→ Problem to work on
Copy the rows below word for word, from the very first line through the line that contains "y-tick-label: 14.95 — [17, 153, 49, 167]", including that line.

→ Data section
================================

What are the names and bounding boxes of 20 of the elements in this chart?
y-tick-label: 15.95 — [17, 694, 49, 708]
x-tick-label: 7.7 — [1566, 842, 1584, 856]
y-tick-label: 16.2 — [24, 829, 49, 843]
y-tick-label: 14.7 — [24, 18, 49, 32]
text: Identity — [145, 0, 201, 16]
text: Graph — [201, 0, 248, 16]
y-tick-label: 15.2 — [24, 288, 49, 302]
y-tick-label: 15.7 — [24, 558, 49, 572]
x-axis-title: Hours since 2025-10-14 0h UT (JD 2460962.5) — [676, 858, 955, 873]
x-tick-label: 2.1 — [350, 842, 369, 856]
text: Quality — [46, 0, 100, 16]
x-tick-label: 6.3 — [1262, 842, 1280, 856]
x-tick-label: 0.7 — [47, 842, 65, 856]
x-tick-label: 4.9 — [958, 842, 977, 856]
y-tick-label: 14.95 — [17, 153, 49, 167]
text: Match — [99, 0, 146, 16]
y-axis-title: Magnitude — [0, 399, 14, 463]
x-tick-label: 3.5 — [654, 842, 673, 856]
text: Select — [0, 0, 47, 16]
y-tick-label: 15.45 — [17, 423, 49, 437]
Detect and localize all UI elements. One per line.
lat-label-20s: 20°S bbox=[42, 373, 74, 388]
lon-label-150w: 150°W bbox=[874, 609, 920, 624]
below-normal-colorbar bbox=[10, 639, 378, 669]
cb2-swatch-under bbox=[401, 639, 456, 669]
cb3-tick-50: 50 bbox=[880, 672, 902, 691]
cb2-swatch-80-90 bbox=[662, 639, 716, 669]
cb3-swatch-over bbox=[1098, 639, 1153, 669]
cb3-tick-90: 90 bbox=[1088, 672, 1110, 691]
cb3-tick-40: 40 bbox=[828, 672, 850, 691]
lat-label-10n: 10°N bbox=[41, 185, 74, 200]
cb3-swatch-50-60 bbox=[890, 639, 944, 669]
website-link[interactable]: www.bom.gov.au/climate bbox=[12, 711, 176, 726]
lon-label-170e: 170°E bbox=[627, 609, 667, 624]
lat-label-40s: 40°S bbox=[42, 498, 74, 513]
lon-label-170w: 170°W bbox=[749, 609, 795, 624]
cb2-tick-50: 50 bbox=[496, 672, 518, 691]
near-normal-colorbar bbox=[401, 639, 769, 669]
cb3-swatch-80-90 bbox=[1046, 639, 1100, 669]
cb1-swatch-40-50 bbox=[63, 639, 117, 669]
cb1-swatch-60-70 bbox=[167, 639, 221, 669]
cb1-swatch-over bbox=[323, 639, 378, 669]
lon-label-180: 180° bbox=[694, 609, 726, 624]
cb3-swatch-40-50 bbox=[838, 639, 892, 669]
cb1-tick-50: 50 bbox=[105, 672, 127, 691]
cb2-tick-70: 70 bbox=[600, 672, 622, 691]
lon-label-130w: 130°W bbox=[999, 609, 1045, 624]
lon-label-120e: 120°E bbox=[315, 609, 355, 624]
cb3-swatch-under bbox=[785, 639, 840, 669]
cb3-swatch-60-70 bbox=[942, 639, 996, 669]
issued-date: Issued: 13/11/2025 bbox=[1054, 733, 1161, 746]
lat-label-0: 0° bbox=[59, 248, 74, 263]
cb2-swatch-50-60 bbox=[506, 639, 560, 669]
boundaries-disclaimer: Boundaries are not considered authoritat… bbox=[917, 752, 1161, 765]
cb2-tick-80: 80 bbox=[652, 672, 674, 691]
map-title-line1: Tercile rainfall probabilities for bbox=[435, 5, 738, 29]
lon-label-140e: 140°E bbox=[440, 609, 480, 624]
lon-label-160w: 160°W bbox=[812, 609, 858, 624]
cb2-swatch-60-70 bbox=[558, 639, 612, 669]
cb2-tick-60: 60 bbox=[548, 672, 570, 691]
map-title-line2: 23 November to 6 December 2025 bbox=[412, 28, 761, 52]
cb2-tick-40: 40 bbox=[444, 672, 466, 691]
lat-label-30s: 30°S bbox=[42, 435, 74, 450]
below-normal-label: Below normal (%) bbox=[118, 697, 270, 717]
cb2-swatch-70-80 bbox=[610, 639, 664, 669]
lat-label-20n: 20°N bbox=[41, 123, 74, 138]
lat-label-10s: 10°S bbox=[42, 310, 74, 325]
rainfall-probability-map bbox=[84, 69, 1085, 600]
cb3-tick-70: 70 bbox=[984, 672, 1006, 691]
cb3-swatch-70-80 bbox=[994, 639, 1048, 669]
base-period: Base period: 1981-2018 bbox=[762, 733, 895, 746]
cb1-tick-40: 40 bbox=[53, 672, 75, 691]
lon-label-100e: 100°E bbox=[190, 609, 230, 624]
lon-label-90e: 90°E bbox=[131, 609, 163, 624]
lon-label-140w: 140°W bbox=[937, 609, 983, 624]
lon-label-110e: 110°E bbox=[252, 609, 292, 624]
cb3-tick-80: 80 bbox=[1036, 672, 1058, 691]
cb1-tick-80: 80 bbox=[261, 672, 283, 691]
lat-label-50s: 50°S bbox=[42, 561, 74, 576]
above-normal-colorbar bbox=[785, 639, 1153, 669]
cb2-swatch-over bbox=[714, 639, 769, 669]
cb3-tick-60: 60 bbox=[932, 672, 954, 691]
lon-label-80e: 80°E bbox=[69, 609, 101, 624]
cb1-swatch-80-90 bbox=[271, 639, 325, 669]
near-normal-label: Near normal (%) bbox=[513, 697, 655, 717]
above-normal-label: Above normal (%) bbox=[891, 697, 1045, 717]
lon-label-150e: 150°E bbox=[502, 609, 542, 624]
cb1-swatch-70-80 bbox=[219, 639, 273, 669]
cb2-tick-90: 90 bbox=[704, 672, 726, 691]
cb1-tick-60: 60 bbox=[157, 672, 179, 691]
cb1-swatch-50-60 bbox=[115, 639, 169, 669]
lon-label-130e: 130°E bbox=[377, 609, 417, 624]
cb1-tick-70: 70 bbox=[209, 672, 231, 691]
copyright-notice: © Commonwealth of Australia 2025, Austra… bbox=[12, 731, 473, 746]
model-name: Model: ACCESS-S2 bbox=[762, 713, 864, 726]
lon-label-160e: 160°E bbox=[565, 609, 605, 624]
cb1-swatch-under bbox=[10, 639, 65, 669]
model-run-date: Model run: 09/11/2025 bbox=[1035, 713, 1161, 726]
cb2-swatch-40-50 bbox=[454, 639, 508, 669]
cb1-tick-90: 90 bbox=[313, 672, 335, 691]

================================

→ Result
What are the names and bounding boxes of 20 of the elements in this chart?
y-tick-label: 15.95 — [17, 694, 49, 708]
x-tick-label: 7.7 — [1566, 842, 1584, 856]
y-tick-label: 16.2 — [24, 829, 49, 843]
y-tick-label: 14.7 — [24, 18, 49, 32]
text: Identity — [145, 0, 201, 16]
text: Graph — [201, 0, 248, 16]
y-tick-label: 15.2 — [24, 288, 49, 302]
y-tick-label: 15.7 — [24, 558, 49, 572]
x-axis-title: Hours since 2025-10-14 0h UT (JD 2460962.5) — [676, 858, 955, 873]
x-tick-label: 2.1 — [350, 842, 369, 856]
text: Quality — [46, 0, 100, 16]
x-tick-label: 6.3 — [1262, 842, 1280, 856]
x-tick-label: 0.7 — [47, 842, 65, 856]
x-tick-label: 4.9 — [958, 842, 977, 856]
y-tick-label: 14.95 — [17, 153, 49, 167]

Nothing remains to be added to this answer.